## EXERCISE GOAL
From the entries that follow, gather each line holding the word "this".

═════ DATA UNDER STUDY

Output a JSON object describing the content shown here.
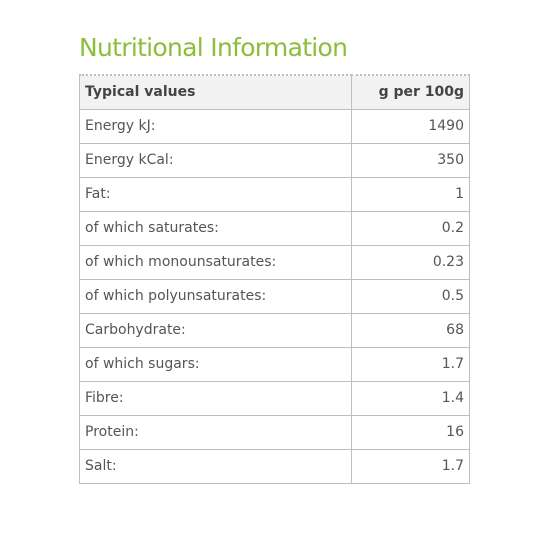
{
  "title": "Nutritional Information",
  "table": {
    "headers": [
      "Typical values",
      "g per 100g"
    ],
    "rows": [
      {
        "label": "Energy kJ:",
        "value": "1490"
      },
      {
        "label": "Energy kCal:",
        "value": "350"
      },
      {
        "label": "Fat:",
        "value": "1"
      },
      {
        "label": "of which saturates:",
        "value": "0.2"
      },
      {
        "label": "of which monounsaturates:",
        "value": "0.23"
      },
      {
        "label": "of which polyunsaturates:",
        "value": "0.5"
      },
      {
        "label": "Carbohydrate:",
        "value": "68"
      },
      {
        "label": "of which sugars:",
        "value": "1.7"
      },
      {
        "label": "Fibre:",
        "value": "1.4"
      },
      {
        "label": "Protein:",
        "value": "16"
      },
      {
        "label": "Salt:",
        "value": "1.7"
      }
    ]
  },
  "colors": {
    "heading": "#8cbd3c",
    "header_background": "#f2f2f2",
    "border": "#bfbfbf",
    "text": "#555555"
  }
}
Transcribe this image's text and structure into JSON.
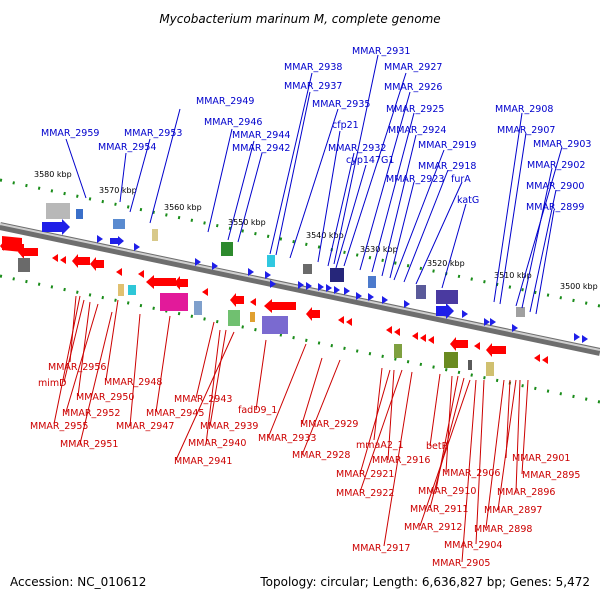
{
  "title": "Mycobacterium marinum M, complete genome",
  "footer": {
    "accession": "Accession: NC_010612",
    "topology": "Topology: circular; Length: 6,636,827 bp; Genes: 5,472"
  },
  "colors": {
    "forward_gene": "#1f1fe8",
    "reverse_gene": "#ff0000",
    "backbone": "#9a9a9a",
    "tick": "#1a8c1a",
    "top_label": "#0000cc",
    "bottom_label": "#cc0000"
  },
  "kbp_labels": [
    "3580 kbp",
    "3570 kbp",
    "3560 kbp",
    "3550 kbp",
    "3540 kbp",
    "3530 kbp",
    "3520 kbp",
    "3510 kbp",
    "3500 kbp"
  ],
  "top_labels": [
    "MMAR_2959",
    "MMAR_2954",
    "MMAR_2953",
    "MMAR_2949",
    "MMAR_2946",
    "MMAR_2944",
    "MMAR_2942",
    "MMAR_2938",
    "MMAR_2937",
    "MMAR_2935",
    "cfp21",
    "MMAR_2932",
    "cyp147G1",
    "MMAR_2931",
    "MMAR_2927",
    "MMAR_2926",
    "MMAR_2925",
    "MMAR_2924",
    "MMAR_2919",
    "MMAR_2918",
    "furA",
    "MMAR_2923",
    "katG",
    "MMAR_2908",
    "MMAR_2907",
    "MMAR_2903",
    "MMAR_2902",
    "MMAR_2900",
    "MMAR_2899"
  ],
  "bottom_labels": [
    "MMAR_2956",
    "mimD",
    "MMAR_2948",
    "MMAR_2950",
    "MMAR_2952",
    "MMAR_2955",
    "MMAR_2951",
    "MMAR_2947",
    "MMAR_2945",
    "MMAR_2943",
    "MMAR_2939",
    "MMAR_2940",
    "MMAR_2941",
    "fadD9_1",
    "MMAR_2933",
    "MMAR_2929",
    "MMAR_2928",
    "mmaA2_1",
    "MMAR_2916",
    "MMAR_2921",
    "MMAR_2922",
    "MMAR_2917",
    "betP",
    "MMAR_2906",
    "MMAR_2910",
    "MMAR_2911",
    "MMAR_2912",
    "MMAR_2904",
    "MMAR_2905",
    "MMAR_2901",
    "MMAR_2895",
    "MMAR_2896",
    "MMAR_2897",
    "MMAR_2898"
  ]
}
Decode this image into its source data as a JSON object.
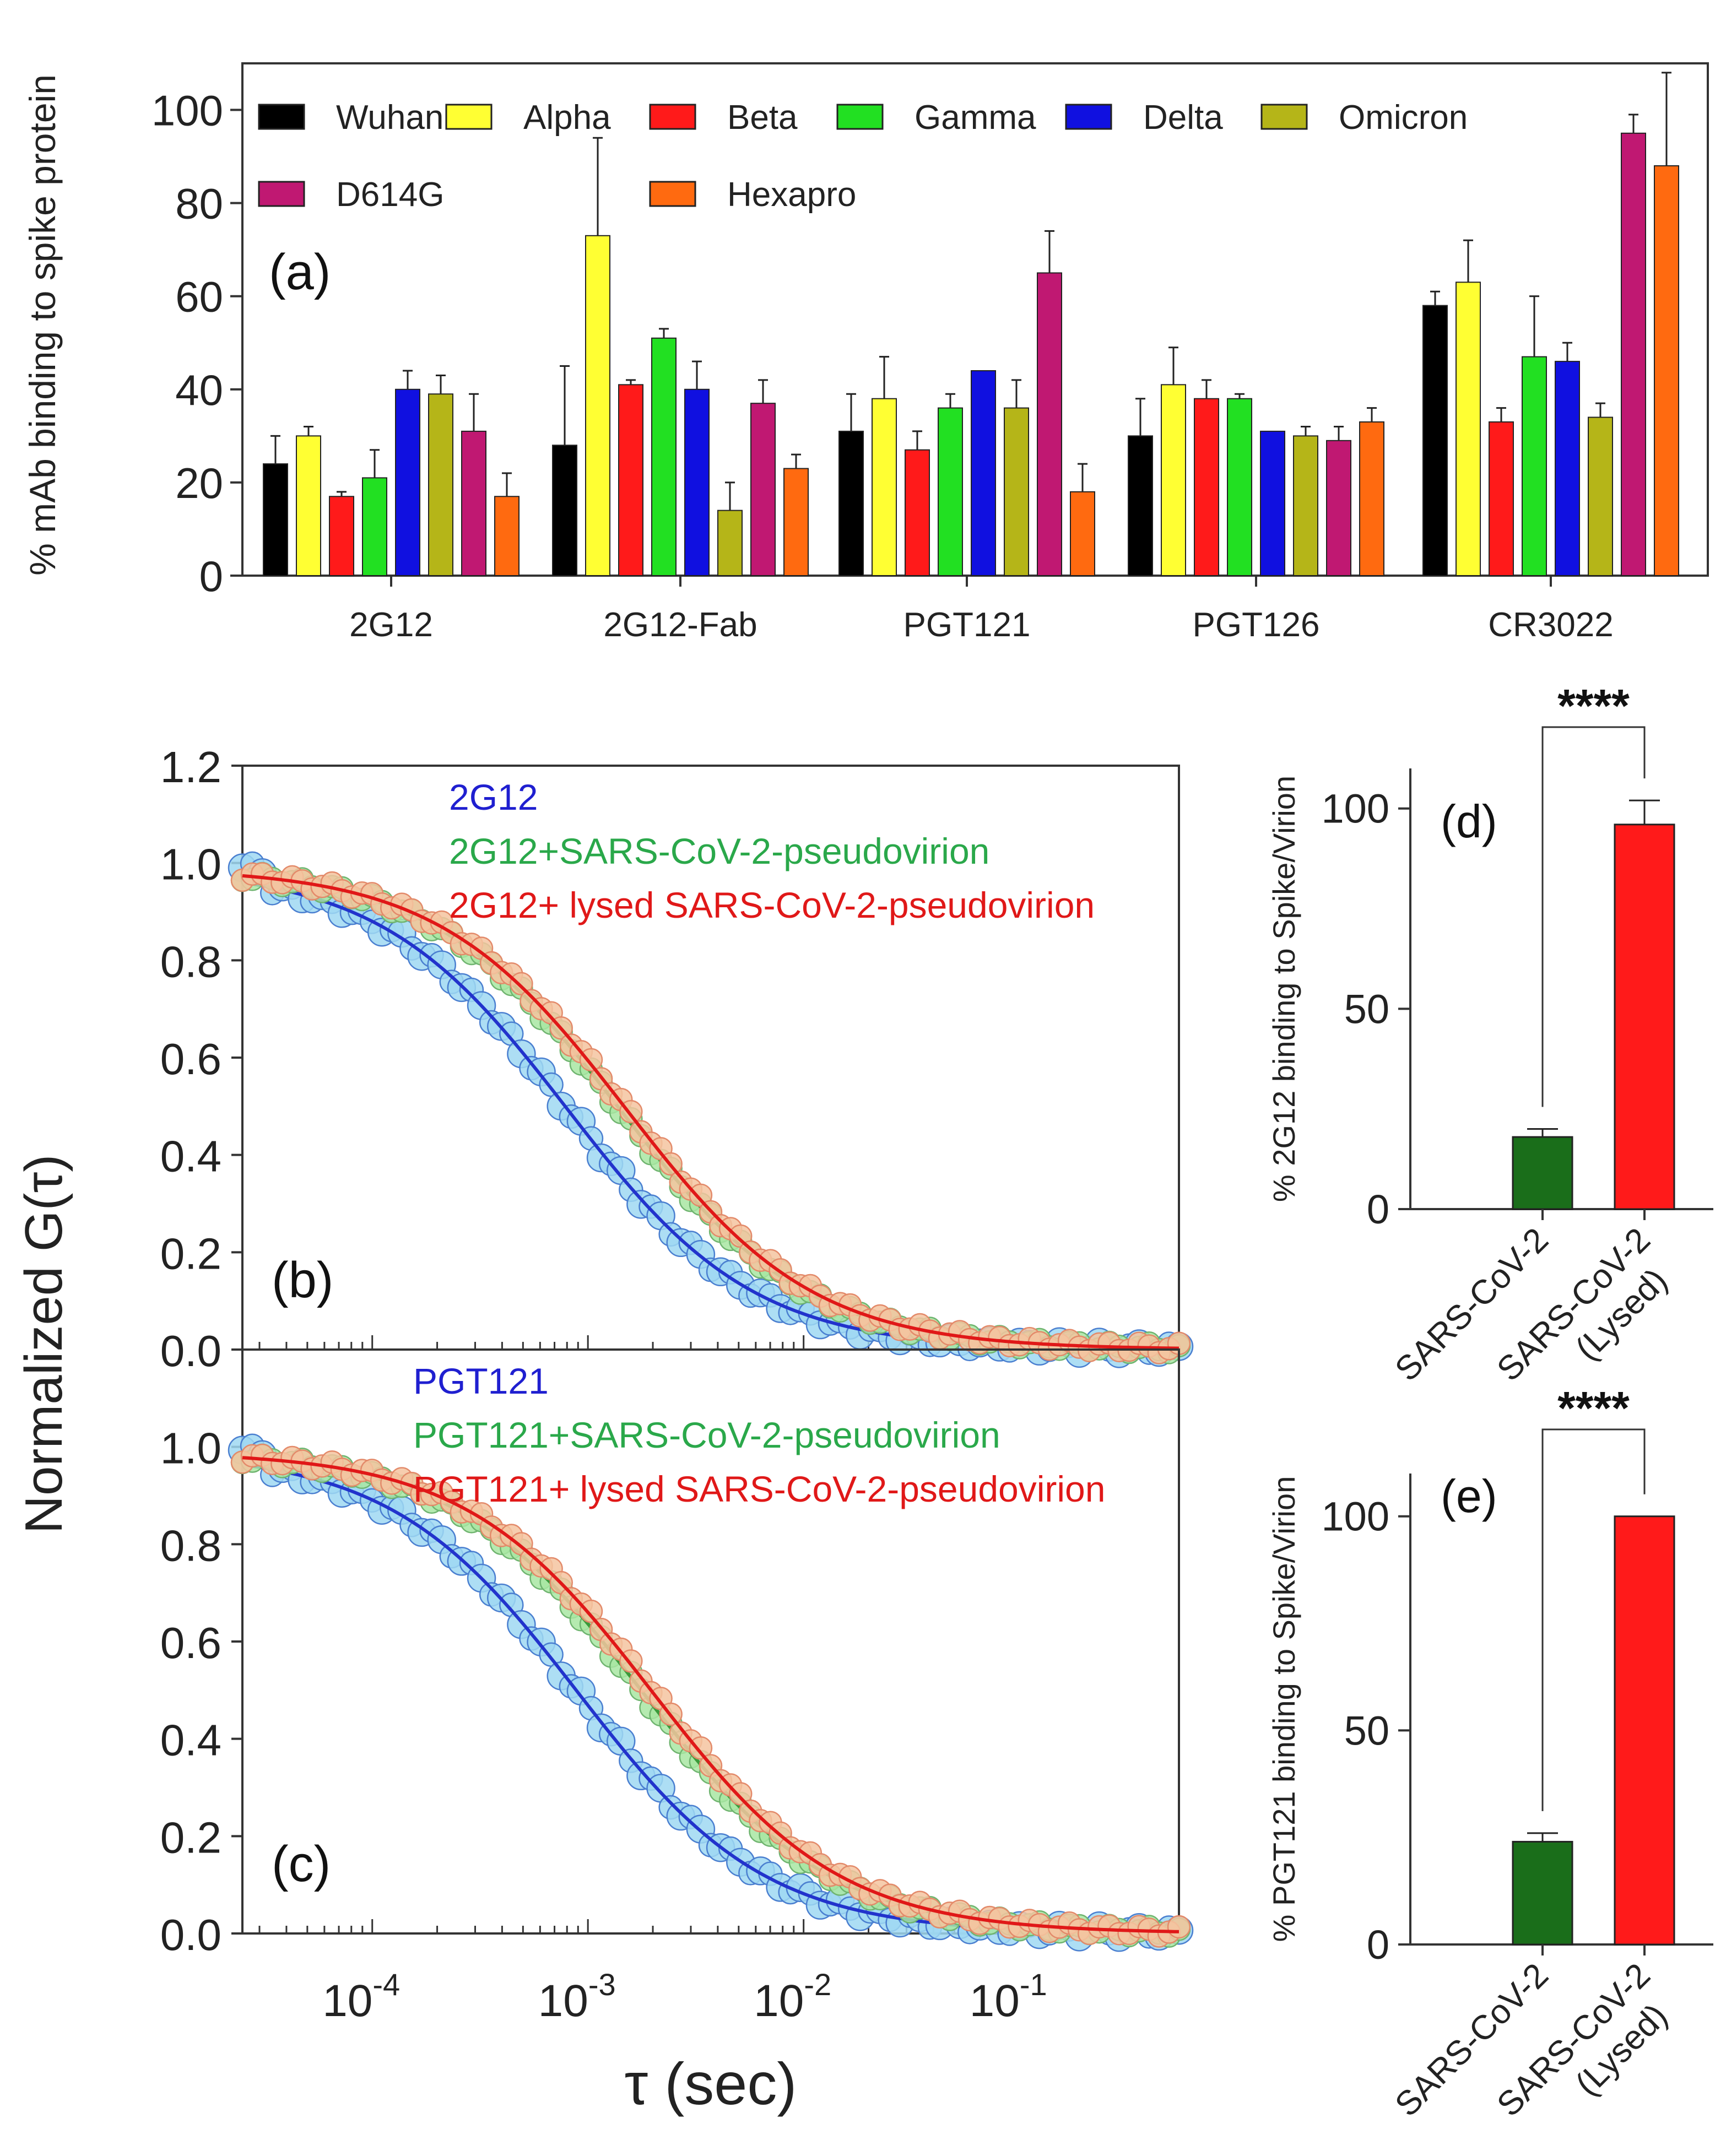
{
  "chart_data": [
    {
      "id": "a",
      "type": "bar",
      "panel_label": "(a)",
      "ylabel": "% mAb binding to spike protein",
      "ylim": [
        0,
        110
      ],
      "yticks": [
        "0",
        "20",
        "40",
        "60",
        "80",
        "100"
      ],
      "categories": [
        "2G12",
        "2G12-Fab",
        "PGT121",
        "PGT126",
        "CR3022"
      ],
      "series": [
        {
          "name": "Wuhan",
          "color": "#000000",
          "values": [
            24,
            28,
            31,
            30,
            58
          ],
          "errors": [
            6,
            17,
            8,
            8,
            3
          ]
        },
        {
          "name": "Alpha",
          "color": "#ffff33",
          "values": [
            30,
            73,
            38,
            41,
            63
          ],
          "errors": [
            2,
            21,
            9,
            8,
            9
          ]
        },
        {
          "name": "Beta",
          "color": "#ff1a1a",
          "values": [
            17,
            41,
            27,
            38,
            33
          ],
          "errors": [
            1,
            1,
            4,
            4,
            3
          ]
        },
        {
          "name": "Gamma",
          "color": "#22e022",
          "values": [
            21,
            51,
            36,
            38,
            47
          ],
          "errors": [
            6,
            2,
            3,
            1,
            13
          ]
        },
        {
          "name": "Delta",
          "color": "#1010e0",
          "values": [
            40,
            40,
            44,
            31,
            46
          ],
          "errors": [
            4,
            6,
            0,
            0,
            4
          ]
        },
        {
          "name": "Omicron",
          "color": "#b5b518",
          "values": [
            39,
            14,
            36,
            30,
            34
          ],
          "errors": [
            4,
            6,
            6,
            2,
            3
          ]
        },
        {
          "name": "D614G",
          "color": "#c01872",
          "values": [
            31,
            37,
            65,
            29,
            95
          ],
          "errors": [
            8,
            5,
            9,
            3,
            4
          ]
        },
        {
          "name": "Hexapro",
          "color": "#ff6a10",
          "values": [
            17,
            23,
            18,
            33,
            88
          ],
          "errors": [
            5,
            3,
            6,
            3,
            20
          ]
        }
      ]
    },
    {
      "id": "b",
      "type": "scatter",
      "panel_label": "(b)",
      "xscale": "log",
      "xlim": [
        2.5e-05,
        0.55
      ],
      "ylim": [
        0,
        1.2
      ],
      "yticks": [
        "0.0",
        "0.2",
        "0.4",
        "0.6",
        "0.8",
        "1.0",
        "1.2"
      ],
      "series": [
        {
          "name": "2G12",
          "color": "#1f1fd0",
          "marker_color": "#9fd8f2",
          "curve": "#2233cc",
          "tau_d": 0.0008,
          "A": 0.99
        },
        {
          "name": "2G12+SARS-CoV-2-pseudovirion",
          "color": "#2aa84a",
          "marker_color": "#a8e6a2",
          "curve": "#3a9a3a",
          "tau_d": 0.0014,
          "A": 0.99
        },
        {
          "name": "2G12+ lysed SARS-CoV-2-pseudovirion",
          "color": "#e01818",
          "marker_color": "#f5c4a0",
          "curve": "#e01818",
          "tau_d": 0.0015,
          "A": 0.99
        }
      ]
    },
    {
      "id": "c",
      "type": "scatter",
      "panel_label": "(c)",
      "xscale": "log",
      "xlim": [
        2.5e-05,
        0.55
      ],
      "ylim": [
        0,
        1.2
      ],
      "yticks": [
        "0.0",
        "0.2",
        "0.4",
        "0.6",
        "0.8",
        "1.0"
      ],
      "xticks": [
        {
          "base": "10",
          "exp": "-4",
          "value": 0.0001
        },
        {
          "base": "10",
          "exp": "-3",
          "value": 0.001
        },
        {
          "base": "10",
          "exp": "-2",
          "value": 0.01
        },
        {
          "base": "10",
          "exp": "-1",
          "value": 0.1
        }
      ],
      "xlabel": "τ (sec)",
      "ylabel": "Normalized G(τ)",
      "series": [
        {
          "name": "PGT121",
          "color": "#1f1fd0",
          "marker_color": "#9fd8f2",
          "curve": "#2233cc",
          "tau_d": 0.0009,
          "A": 0.99
        },
        {
          "name": "PGT121+SARS-CoV-2-pseudovirion",
          "color": "#2aa84a",
          "marker_color": "#a8e6a2",
          "curve": "#3a9a3a",
          "tau_d": 0.0018,
          "A": 0.99
        },
        {
          "name": "PGT121+ lysed SARS-CoV-2-pseudovirion",
          "color": "#e01818",
          "marker_color": "#f5c4a0",
          "curve": "#e01818",
          "tau_d": 0.002,
          "A": 0.99
        }
      ]
    },
    {
      "id": "d",
      "type": "bar",
      "panel_label": "(d)",
      "ylabel": "% 2G12 binding to Spike/Virion",
      "ylim": [
        0,
        110
      ],
      "yticks": [
        "0",
        "50",
        "100"
      ],
      "significance": "****",
      "categories": [
        "SARS-CoV-2",
        "SARS-CoV-2\n(Lysed)"
      ],
      "category_lines": [
        [
          "SARS-CoV-2"
        ],
        [
          "SARS-CoV-2",
          "(Lysed)"
        ]
      ],
      "values": [
        18,
        96
      ],
      "errors": [
        2,
        6
      ],
      "colors": [
        "#1a6e1a",
        "#ff1a1a"
      ]
    },
    {
      "id": "e",
      "type": "bar",
      "panel_label": "(e)",
      "ylabel": "% PGT121 binding to Spike/Virion",
      "ylim": [
        0,
        110
      ],
      "yticks": [
        "0",
        "50",
        "100"
      ],
      "significance": "****",
      "categories": [
        "SARS-CoV-2",
        "SARS-CoV-2\n(Lysed)"
      ],
      "category_lines": [
        [
          "SARS-CoV-2"
        ],
        [
          "SARS-CoV-2",
          "(Lysed)"
        ]
      ],
      "values": [
        24,
        100
      ],
      "errors": [
        2,
        0
      ],
      "colors": [
        "#1a6e1a",
        "#ff1a1a"
      ]
    }
  ]
}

══════════

## ANSWER BOX
Transcribe this image's text and structure into JSON.
Decode this image into its source data as a JSON object.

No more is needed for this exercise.